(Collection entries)
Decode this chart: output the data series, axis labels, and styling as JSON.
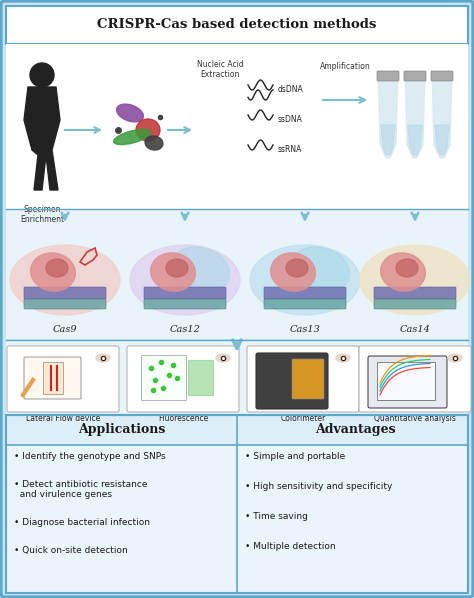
{
  "title": "CRISPR-Cas based detection methods",
  "bg_color": "#cce4f0",
  "outer_border_color": "#5ba8cc",
  "title_fontsize": 9.5,
  "step1_label": "Specimen\nEnrichment",
  "step2_label": "Nucleic Acid\nExtraction",
  "dna_labels": [
    "dsDNA",
    "ssDNA",
    "ssRNA"
  ],
  "amp_label": "Amplification",
  "cas_labels": [
    "Cas9",
    "Cas12",
    "Cas13",
    "Cas14"
  ],
  "detection_labels": [
    "Lateral Flow device",
    "Fluorescence",
    "Colorimeter",
    "Quantitative analysis"
  ],
  "app_header": "Applications",
  "adv_header": "Advantages",
  "app_items": [
    "• Identify the genotype and SNPs",
    "• Detect antibiotic resistance\n  and virulence genes",
    "• Diagnose bacterial infection",
    "• Quick on-site detection"
  ],
  "adv_items": [
    "• Simple and portable",
    "• High sensitivity and specificity",
    "• Time saving",
    "• Multiple detection"
  ],
  "arrow_color": "#7bbfcf",
  "teal_color": "#5ba8cc",
  "white": "#ffffff",
  "dark": "#1a1a1a",
  "section_bg": "#e8f4fa",
  "cas_bg_colors": [
    "#f2cdc8",
    "#dfd0ef",
    "#bfe0ef",
    "#f0e2c0"
  ],
  "det_box_colors": [
    "#f0f0f0",
    "#f0f0f0",
    "#f0f0f0",
    "#f0f0f0"
  ]
}
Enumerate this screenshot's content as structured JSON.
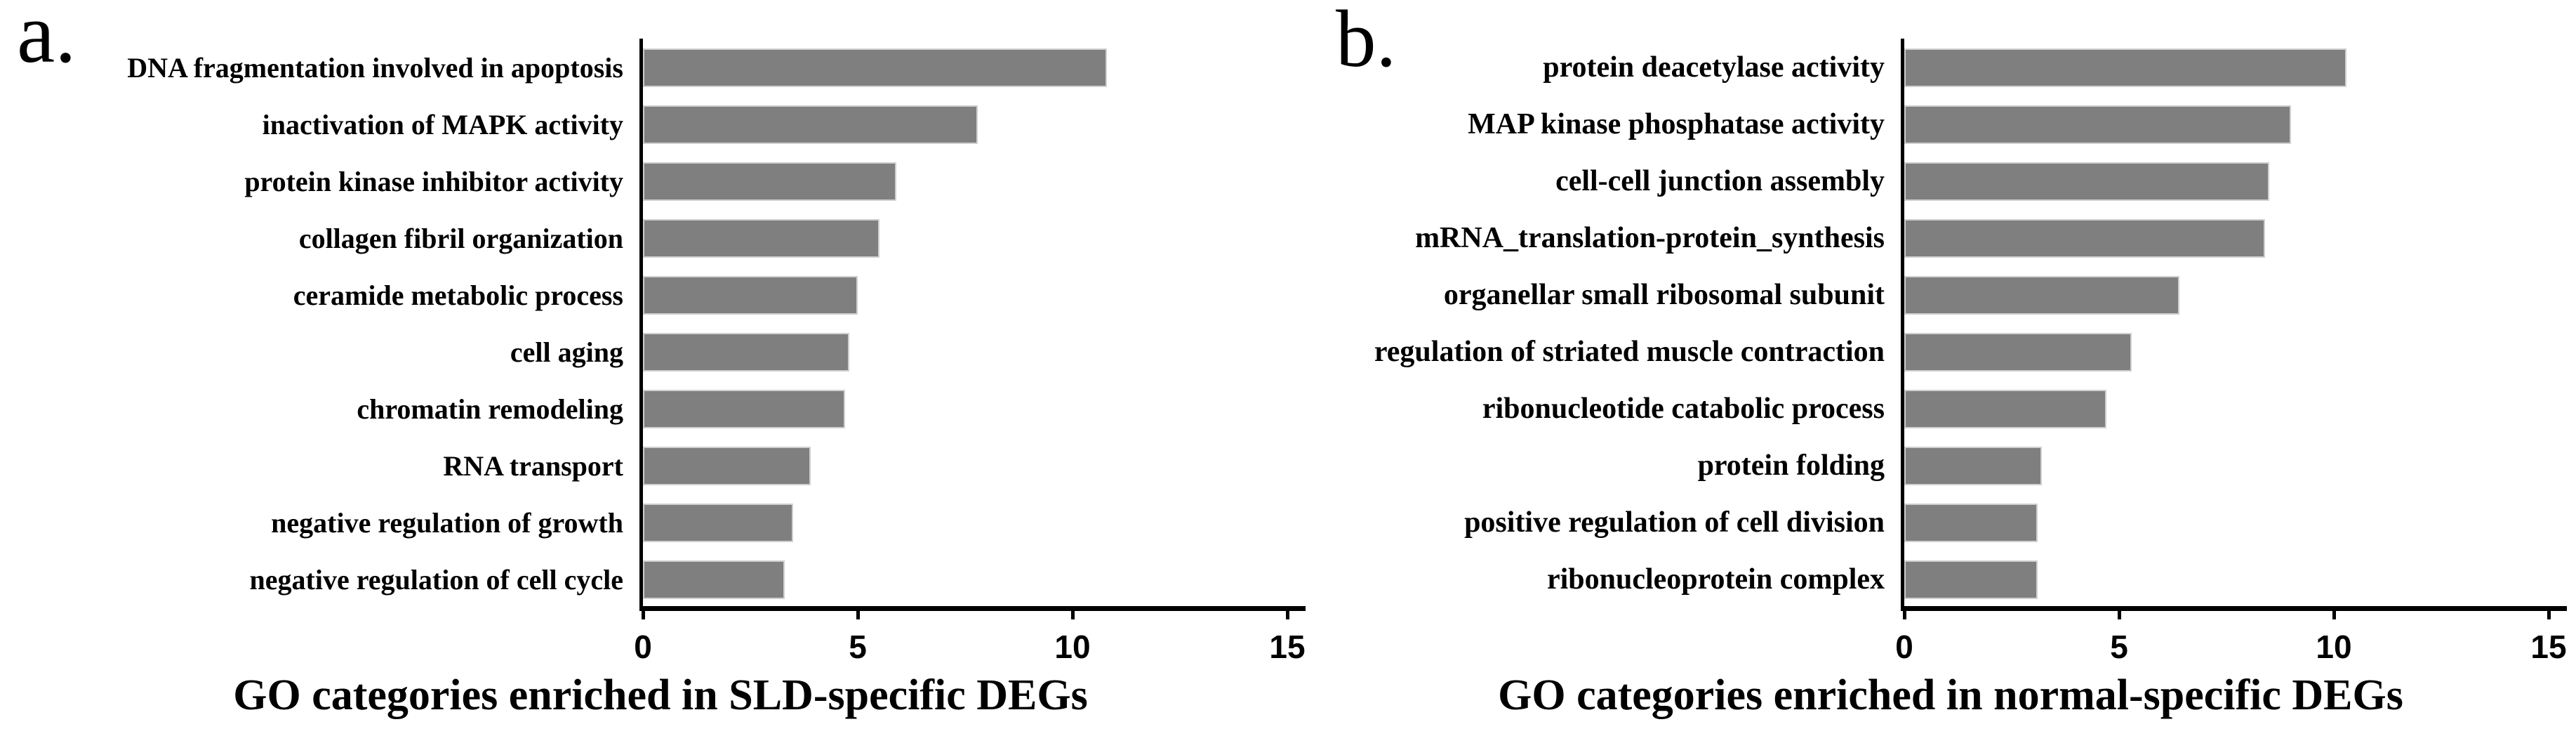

§ What to work on:
Look through the records and gather every line containing "this".

§ Completed exercise:
Decode this chart: output the data series, axis labels, and styling as JSON.
Enumerate this screenshot's content as structured JSON.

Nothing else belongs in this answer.